Written exercise
Report how many lines hold the word "frac"; answer with the number alone.

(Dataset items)
----

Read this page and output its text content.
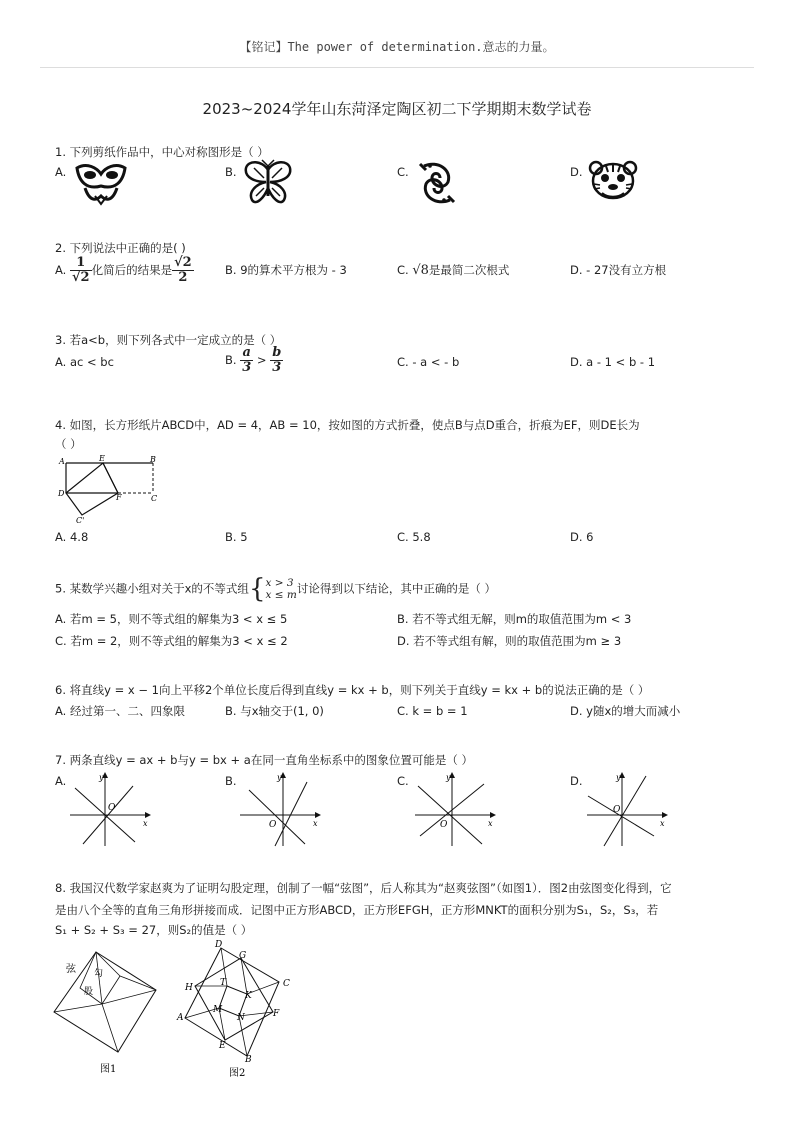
【铭记】The power of determination.意志的力量。
2023~2024学年山东菏泽定陶区初二下学期期末数学试卷
1. 下列剪纸作品中，中心对称图形是（ ）
A.	B.	C.	D.
2. 下列说法中正确的是( )
A. $\frac{1}{√2}$ 化简后的结果是 $\frac{√2}{2}$	B. 9的算术平方根为 - 3	C. √8是最简二次根式	D. - 27没有立方根
3. 若a<b，则下列各式中一定成立的是（ ）
A. ac < bc	B. $\frac{a}{3} > \frac{b}{3}$	C. - a < - b	D. a - 1 < b - 1
4. 如图，长方形纸片ABCD中，AD = 4，AB = 10，按如图的方式折叠，使点B与点D重合，折痕为EF，则DE长为
（ ）
A	E	B
D	F	C
C'
A. 4.8	B. 5	C. 5.8	D. 6
5. 某数学兴趣小组对关于x的不等式组{ x > 3
x ≤ m 讨论得到以下结论，其中正确的是（ ）
A. 若m = 5，则不等式组的解集为3 < x ≤ 5	B. 若不等式组无解，则m的取值范围为m < 3
C. 若m = 2，则不等式组的解集为3 < x ≤ 2	D. 若不等式组有解，则的取值范围为m ≥ 3
6. 将直线y = x − 1向上平移2个单位长度后得到直线y = kx + b，则下列关于直线y = kx + b的说法正确的是（ ）
A. 经过第一、二、四象限	B. 与x轴交于(1, 0)	C. k = b = 1	D. y随x的增大而减小
7. 两条直线y = ax + b与y = bx + a在同一直角坐标系中的图象位置可能是（ ）
A.	B.	C.	D.
y
x
O
y
x
O
y
x
O
y
x
O
8. 我国汉代数学家赵爽为了证明勾股定理，创制了一幅“弦图”，后人称其为“赵爽弦图”（如图1）．图2由弦图变化得到，它
是由八个全等的直角三角形拼接而成．记图中正方形ABCD，正方形EFGH，正方形MNKT的面积分别为S₁，S₂，S₃，若
S₁ + S₂ + S₃ = 27，则S₂的值是（ ）
弦 勾
股
图1
D
G
C
H	T
K
A
M	F
N
E
B
图2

----

Output
2